### INSTRUCTIONS TO FOLLOW
Please copy every line of the data below verbatim, leaving out the pictures.

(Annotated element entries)

□ □ □

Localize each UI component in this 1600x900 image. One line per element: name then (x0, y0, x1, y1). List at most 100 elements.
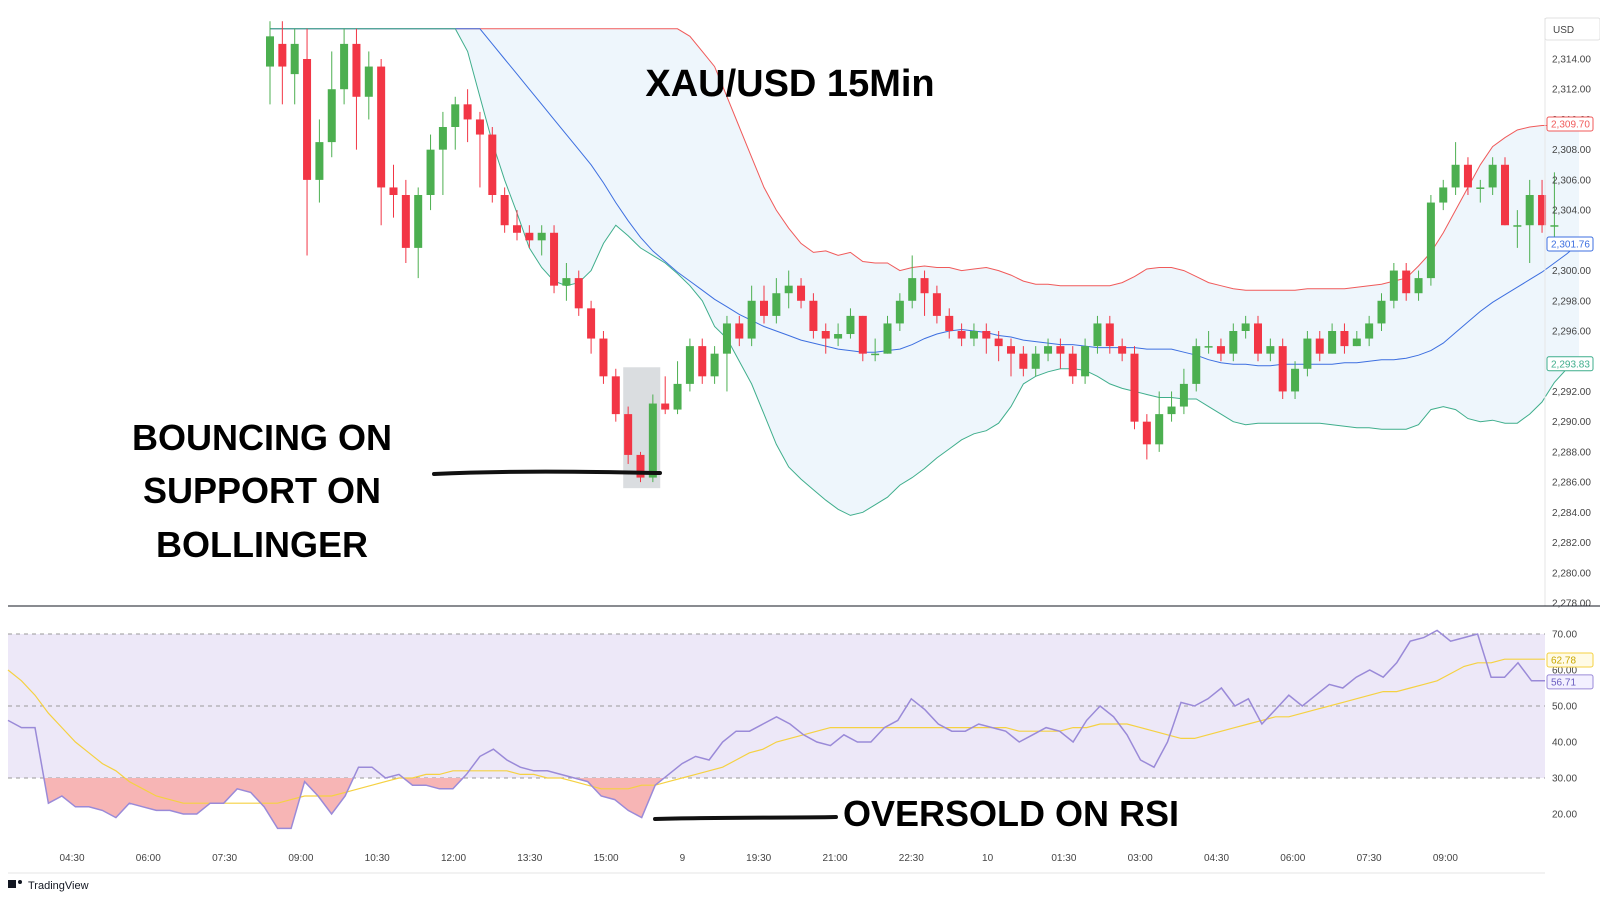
candle (1241, 315, 1250, 339)
rsi-ma-tag: 62.78 (1546, 652, 1594, 668)
candle (821, 323, 830, 354)
support-annotation-line-2: SUPPORT ON (143, 470, 381, 511)
candle (1216, 338, 1225, 362)
candle (513, 210, 521, 241)
time-tick-label: 03:00 (1128, 853, 1153, 864)
candle-body (377, 66, 386, 188)
candle (1513, 210, 1522, 248)
bb-basis-tag: 2,301.76 (1546, 236, 1594, 252)
time-tick-label: 04:30 (59, 853, 84, 864)
time-axis[interactable]: 04:30 06:00 07:30 09:00 10:30 12:00 13:30 15:00… (8, 853, 1545, 874)
candle-body (364, 66, 373, 97)
candle (327, 51, 336, 158)
candle-body (1179, 383, 1188, 407)
candle (266, 21, 274, 105)
candle-body (438, 127, 447, 150)
candle (1303, 331, 1312, 377)
candle (1056, 338, 1065, 369)
candle-body (920, 278, 929, 294)
candle-body (315, 142, 324, 180)
price-tick-label: 2,284.00 (1552, 508, 1591, 519)
candle (920, 270, 929, 316)
bb-lower-tag: 2,293.83 (1546, 356, 1594, 372)
candle (451, 96, 460, 150)
candle-body (1451, 164, 1460, 188)
candle-body (648, 403, 657, 478)
candle (1377, 293, 1386, 331)
candle-body (1229, 331, 1238, 354)
price-tick-label: 2,278.00 (1552, 599, 1591, 610)
price-tick-label: 2,314.00 (1552, 55, 1591, 66)
candle-body (624, 414, 633, 455)
price-pane[interactable] (266, 21, 1580, 516)
currency-box[interactable] (1544, 17, 1600, 41)
rsi-tick-label: 70.00 (1552, 630, 1577, 641)
candle (587, 300, 596, 354)
candle-body (1081, 346, 1090, 377)
candle-body (401, 195, 410, 248)
candle (871, 338, 880, 362)
candle-body (1093, 323, 1102, 347)
candle-body (982, 331, 991, 339)
candle-body (327, 89, 336, 143)
candle (290, 28, 299, 105)
candle-body (1019, 353, 1028, 369)
candle-body (1426, 202, 1435, 279)
candle-body (1365, 323, 1374, 339)
support-annotation-line-1: BOUNCING ON (132, 417, 392, 458)
candle-body (475, 119, 484, 135)
candle-body (1501, 164, 1509, 226)
candle (278, 21, 287, 105)
candle (772, 278, 781, 324)
candle-body (858, 315, 867, 354)
time-tick-label: 15:00 (594, 853, 619, 864)
candle (1118, 338, 1127, 362)
rsi-value-tag-text: 56.71 (1551, 677, 1576, 688)
candle-body (1204, 346, 1213, 348)
candle-body (537, 232, 546, 241)
candle-body (1402, 270, 1411, 294)
tradingview-logo[interactable]: TradingView (8, 880, 89, 892)
candle-body (1538, 195, 1547, 226)
candle (809, 293, 818, 339)
candle-body (1389, 270, 1398, 301)
candle-body (945, 315, 954, 331)
candle (994, 331, 1003, 362)
candle (525, 225, 534, 248)
candle-body (426, 149, 435, 195)
rsi-value-tag-box (1546, 674, 1594, 690)
price-axis[interactable]: USD 2,278.00 2,280.00 2,282.00 2,284.00 2,28… (1544, 17, 1600, 610)
candle-body (550, 232, 559, 286)
time-tick-label: 04:30 (1204, 853, 1229, 864)
candle (426, 134, 435, 211)
candle (438, 111, 447, 195)
rsi-ma-tag-box (1546, 652, 1594, 668)
candle-body (1278, 346, 1287, 392)
candle-body (661, 403, 670, 410)
price-tick-label: 2,306.00 (1552, 175, 1591, 186)
bb-lower-tag-box (1546, 356, 1594, 372)
candle-body (1513, 225, 1522, 227)
rsi-value-tag: 56.71 (1546, 674, 1594, 690)
candle-body (525, 232, 534, 241)
candle-body (1031, 353, 1040, 369)
candle (1402, 263, 1411, 301)
candle-body (846, 315, 855, 335)
candle-body (1266, 346, 1275, 354)
candle (797, 278, 806, 309)
time-tick-label: 19:30 (746, 853, 771, 864)
candle-body (1352, 338, 1361, 347)
support-pointer-stroke (432, 469, 662, 476)
candle-body (1241, 323, 1250, 331)
bollinger-lower-band (270, 28, 1580, 516)
rsi-tick-label: 40.00 (1552, 738, 1577, 749)
candle (389, 164, 398, 218)
rsi-pane[interactable]: 20.00 30.00 40.00 50.00 60.00 70.00 62.78 56.7… (7, 630, 1594, 830)
candle-body (698, 346, 707, 377)
candle (1044, 338, 1053, 362)
oversold-annotation: OVERSOLD ON RSI (843, 793, 1179, 834)
candle-body (1340, 331, 1349, 347)
oversold-pointer-stroke (653, 815, 838, 821)
bollinger-value-tags: 2,309.70 2,301.76 2,293.83 (1546, 116, 1594, 372)
candle-body (1254, 323, 1262, 354)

□ □ □

### SOLUTION TO THE EXERCISE
Localize each UI component in this 1600x900 image. One line per element: name then (x0, y0, x1, y1). List at most 100 elements.
candle (1241, 315, 1250, 339)
rsi-ma-tag: 62.78 (1546, 652, 1594, 668)
candle (821, 323, 830, 354)
support-annotation-line-2: SUPPORT ON (143, 470, 381, 511)
candle (1216, 338, 1225, 362)
candle (513, 210, 521, 241)
time-tick-label: 03:00 (1128, 853, 1153, 864)
candle-body (377, 66, 386, 188)
candle (1513, 210, 1522, 248)
bb-basis-tag: 2,301.76 (1546, 236, 1594, 252)
time-tick-label: 04:30 (59, 853, 84, 864)
time-axis[interactable]: 04:30 06:00 07:30 09:00 10:30 12:00 13:30 15:00… (8, 853, 1545, 874)
candle-body (364, 66, 373, 97)
candle (327, 51, 336, 158)
candle-body (1179, 383, 1188, 407)
candle (266, 21, 274, 105)
candle-body (438, 127, 447, 150)
candle (1303, 331, 1312, 377)
candle (1056, 338, 1065, 369)
candle-body (920, 278, 929, 294)
candle-body (315, 142, 324, 180)
price-tick-label: 2,284.00 (1552, 508, 1591, 519)
candle (920, 270, 929, 316)
bb-lower-tag: 2,293.83 (1546, 356, 1594, 372)
candle (451, 96, 460, 150)
candle-body (1451, 164, 1460, 188)
candle-body (648, 403, 657, 478)
candle (1377, 293, 1386, 331)
candle-body (1229, 331, 1238, 354)
price-tick-label: 2,278.00 (1552, 599, 1591, 610)
price-tick-label: 2,314.00 (1552, 55, 1591, 66)
candle-body (624, 414, 633, 455)
price-pane[interactable] (266, 21, 1580, 516)
currency-box[interactable] (1544, 17, 1600, 41)
rsi-tick-label: 70.00 (1552, 630, 1577, 641)
candle (587, 300, 596, 354)
candle-body (1081, 346, 1090, 377)
candle-body (401, 195, 410, 248)
candle (871, 338, 880, 362)
candle-body (1093, 323, 1102, 347)
candle-body (982, 331, 991, 339)
candle-body (327, 89, 336, 143)
candle (290, 28, 299, 105)
candle-body (1019, 353, 1028, 369)
candle-body (1426, 202, 1435, 279)
candle-body (1365, 323, 1374, 339)
support-annotation-line-1: BOUNCING ON (132, 417, 392, 458)
candle-body (475, 119, 484, 135)
candle-body (1501, 164, 1509, 226)
candle (278, 21, 287, 105)
candle (772, 278, 781, 324)
candle-body (858, 315, 867, 354)
time-tick-label: 15:00 (594, 853, 619, 864)
candle (1118, 338, 1127, 362)
rsi-value-tag-text: 56.71 (1551, 677, 1576, 688)
candle-body (1204, 346, 1213, 348)
candle-body (537, 232, 546, 241)
candle-body (1402, 270, 1411, 294)
tradingview-logo[interactable]: TradingView (8, 880, 89, 892)
candle-body (1538, 195, 1547, 226)
candle (809, 293, 818, 339)
candle-body (1389, 270, 1398, 301)
candle-body (945, 315, 954, 331)
candle (994, 331, 1003, 362)
candle (525, 225, 534, 248)
candle-body (426, 149, 435, 195)
rsi-value-tag-box (1546, 674, 1594, 690)
price-axis[interactable]: USD 2,278.00 2,280.00 2,282.00 2,284.00 2,28… (1544, 17, 1600, 610)
candle-body (550, 232, 559, 286)
time-tick-label: 04:30 (1204, 853, 1229, 864)
candle (426, 134, 435, 211)
candle (438, 111, 447, 195)
rsi-ma-tag-box (1546, 652, 1594, 668)
candle-body (1278, 346, 1287, 392)
candle-body (661, 403, 670, 410)
price-tick-label: 2,306.00 (1552, 175, 1591, 186)
bb-lower-tag-box (1546, 356, 1594, 372)
candle-body (1513, 225, 1522, 227)
rsi-value-tag: 56.71 (1546, 674, 1594, 690)
candle-body (525, 232, 534, 241)
candle-body (1031, 353, 1040, 369)
candle (1402, 263, 1411, 301)
candle-body (846, 315, 855, 335)
candle-body (1266, 346, 1275, 354)
candle (797, 278, 806, 309)
time-tick-label: 19:30 (746, 853, 771, 864)
candle-body (1352, 338, 1361, 347)
support-pointer-stroke (432, 469, 662, 476)
candle-body (1241, 323, 1250, 331)
bollinger-lower-band (270, 28, 1580, 516)
rsi-tick-label: 40.00 (1552, 738, 1577, 749)
candle (389, 164, 398, 218)
rsi-pane[interactable]: 20.00 30.00 40.00 50.00 60.00 70.00 62.78 56.7… (7, 630, 1594, 830)
candle-body (698, 346, 707, 377)
candle (1044, 338, 1053, 362)
oversold-annotation: OVERSOLD ON RSI (843, 793, 1179, 834)
candle-body (1340, 331, 1349, 347)
oversold-pointer-stroke (653, 815, 838, 821)
bollinger-value-tags: 2,309.70 2,301.76 2,293.83 (1546, 116, 1594, 372)
candle-body (1254, 323, 1262, 354)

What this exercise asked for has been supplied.